Dataset records
— begin —
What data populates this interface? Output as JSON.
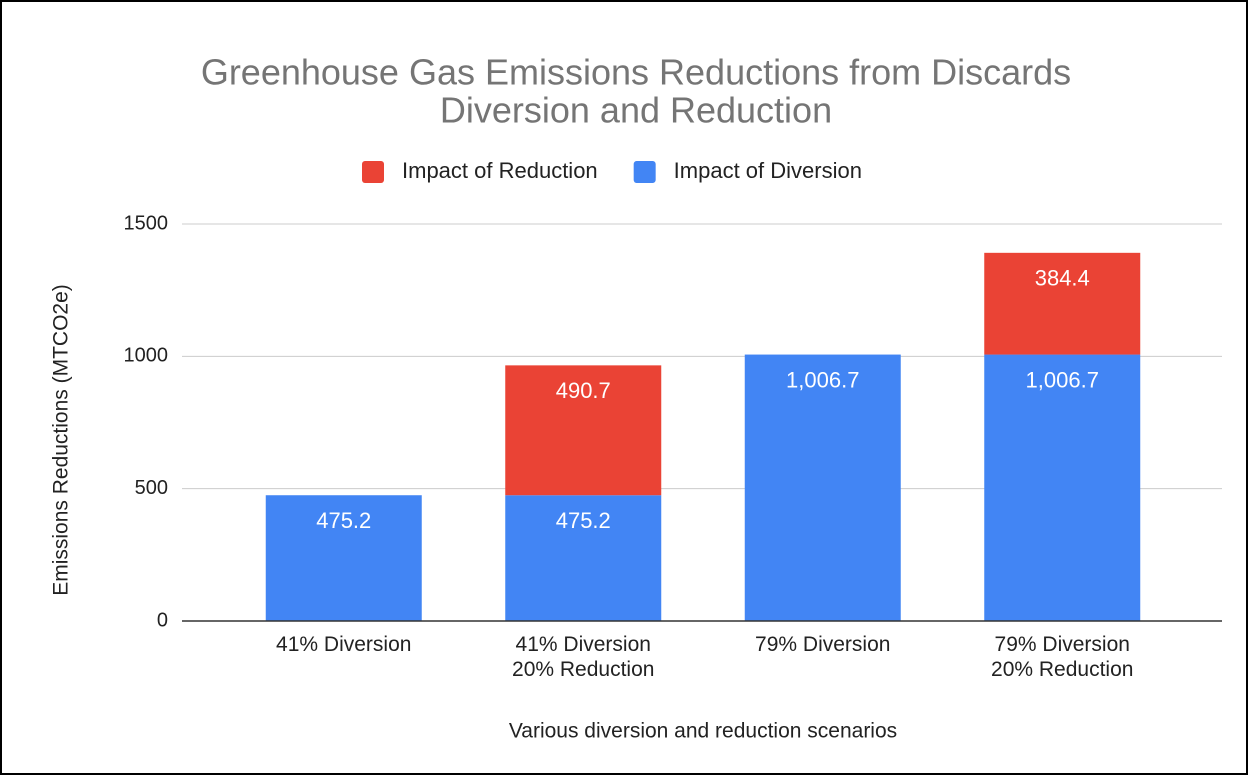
{
  "chart_data": {
    "type": "bar",
    "stacked": true,
    "title": [
      "Greenhouse Gas Emissions Reductions from Discards",
      "Diversion and Reduction"
    ],
    "x_label": "Various diversion and reduction scenarios",
    "y_label": "Emissions Reductions (MTCO2e)",
    "categories": [
      [
        "41% Diversion"
      ],
      [
        "41% Diversion",
        "20% Reduction"
      ],
      [
        "79% Diversion"
      ],
      [
        "79% Diversion",
        "20% Reduction"
      ]
    ],
    "series": [
      {
        "name": "Impact of Reduction",
        "color": "#ea4335",
        "values": [
          null,
          490.7,
          null,
          384.4
        ],
        "value_labels": [
          null,
          "490.7",
          null,
          "384.4"
        ]
      },
      {
        "name": "Impact of Diversion",
        "color": "#4285f4",
        "values": [
          475.2,
          475.2,
          1006.7,
          1006.7
        ],
        "value_labels": [
          "475.2",
          "475.2",
          "1,006.7",
          "1,006.7"
        ]
      }
    ],
    "ylim": [
      0,
      1500
    ],
    "yticks": [
      0,
      500,
      1000,
      1500
    ],
    "grid": true,
    "legend": "top"
  }
}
— end —
| What the task asks |
List the lines of the material in which the word "Impact" occurs.

| Reply |
        "name": "Impact of Reduction",
        "name": "Impact of Diversion",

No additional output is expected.